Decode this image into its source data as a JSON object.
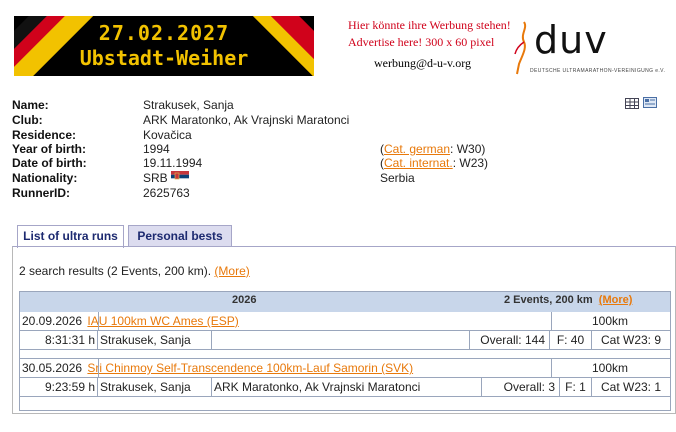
{
  "banner": {
    "date": "27.02.2027",
    "place": "Ubstadt-Weiher"
  },
  "ad": {
    "line1": "Hier könnte ihre Werbung stehen!",
    "line2": "Advertise here!   300 x 60 pixel",
    "email": "werbung@d-u-v.org"
  },
  "duv_logo": {
    "wordmark": "duv",
    "subtitle": "DEUTSCHE ULTRAMARATHON-VEREINIGUNG e.V."
  },
  "profile": {
    "labels": {
      "name": "Name:",
      "club": "Club:",
      "residence": "Residence:",
      "year_of_birth": "Year of birth:",
      "date_of_birth": "Date of birth:",
      "nationality": "Nationality:",
      "runner_id": "RunnerID:"
    },
    "name": "Strakusek, Sanja",
    "club": "ARK Maratonko, Ak Vrajnski Maratonci",
    "residence": "Kovačica",
    "year_of_birth": "1994",
    "date_of_birth": "19.11.1994",
    "nationality": "SRB",
    "runner_id": "2625763",
    "cat_german_open": "(",
    "cat_german_link": "Cat. german",
    "cat_german_value": ": W30)",
    "cat_internat_open": "(",
    "cat_internat_link": "Cat. internat.",
    "cat_internat_value": ": W23)",
    "country": "Serbia"
  },
  "tabs": [
    {
      "label": "List of ultra runs",
      "active": true
    },
    {
      "label": "Personal bests",
      "active": false
    }
  ],
  "results": {
    "summary": "2 search results (2 Events, 200 km).",
    "more": "(More)"
  },
  "table": {
    "year": "2026",
    "summary": "2 Events, 200 km",
    "more": "(More)",
    "events": [
      {
        "date": "20.09.2026",
        "name": "IAU 100km WC Ames (ESP)",
        "distance": "100km",
        "time": "8:31:31 h",
        "runner": "Strakusek, Sanja",
        "club": "",
        "overall": "Overall: 144",
        "gender_rank": "F: 40",
        "cat_rank": "Cat W23: 9"
      },
      {
        "date": "30.05.2026",
        "name": "Sri Chinmoy Self-Transcendence 100km-Lauf Samorin (SVK)",
        "distance": "100km",
        "time": "9:23:59 h",
        "runner": "Strakusek, Sanja",
        "club": "ARK Maratonko, Ak Vrajnski Maratonci",
        "overall": "Overall: 3",
        "gender_rank": "F: 1",
        "cat_rank": "Cat W23: 1"
      }
    ]
  },
  "colors": {
    "link": "#e8790b",
    "table_header": "#c8d6ea",
    "banner_text": "#f2c200",
    "ad_text": "#d0021b"
  }
}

============

Written instruction – Are you able to set down all the lines above exactly, without any pictures?

Worked solution –
Decode this image into its source data as a JSON object.
{
  "banner": {
    "date": "27.02.2027",
    "place": "Ubstadt-Weiher"
  },
  "ad": {
    "line1": "Hier könnte ihre Werbung stehen!",
    "line2": "Advertise here!   300 x 60 pixel",
    "email": "werbung@d-u-v.org"
  },
  "duv_logo": {
    "wordmark": "duv",
    "subtitle": "DEUTSCHE ULTRAMARATHON-VEREINIGUNG e.V."
  },
  "profile": {
    "labels": {
      "name": "Name:",
      "club": "Club:",
      "residence": "Residence:",
      "year_of_birth": "Year of birth:",
      "date_of_birth": "Date of birth:",
      "nationality": "Nationality:",
      "runner_id": "RunnerID:"
    },
    "name": "Strakusek, Sanja",
    "club": "ARK Maratonko, Ak Vrajnski Maratonci",
    "residence": "Kovačica",
    "year_of_birth": "1994",
    "date_of_birth": "19.11.1994",
    "nationality": "SRB",
    "runner_id": "2625763",
    "cat_german_open": "(",
    "cat_german_link": "Cat. german",
    "cat_german_value": ": W30)",
    "cat_internat_open": "(",
    "cat_internat_link": "Cat. internat.",
    "cat_internat_value": ": W23)",
    "country": "Serbia"
  },
  "tabs": [
    {
      "label": "List of ultra runs",
      "active": true
    },
    {
      "label": "Personal bests",
      "active": false
    }
  ],
  "results": {
    "summary": "2 search results (2 Events, 200 km).",
    "more": "(More)"
  },
  "table": {
    "year": "2026",
    "summary": "2 Events, 200 km",
    "more": "(More)",
    "events": [
      {
        "date": "20.09.2026",
        "name": "IAU 100km WC Ames (ESP)",
        "distance": "100km",
        "time": "8:31:31 h",
        "runner": "Strakusek, Sanja",
        "club": "",
        "overall": "Overall: 144",
        "gender_rank": "F: 40",
        "cat_rank": "Cat W23: 9"
      },
      {
        "date": "30.05.2026",
        "name": "Sri Chinmoy Self-Transcendence 100km-Lauf Samorin (SVK)",
        "distance": "100km",
        "time": "9:23:59 h",
        "runner": "Strakusek, Sanja",
        "club": "ARK Maratonko, Ak Vrajnski Maratonci",
        "overall": "Overall: 3",
        "gender_rank": "F: 1",
        "cat_rank": "Cat W23: 1"
      }
    ]
  },
  "colors": {
    "link": "#e8790b",
    "table_header": "#c8d6ea",
    "banner_text": "#f2c200",
    "ad_text": "#d0021b"
  }
}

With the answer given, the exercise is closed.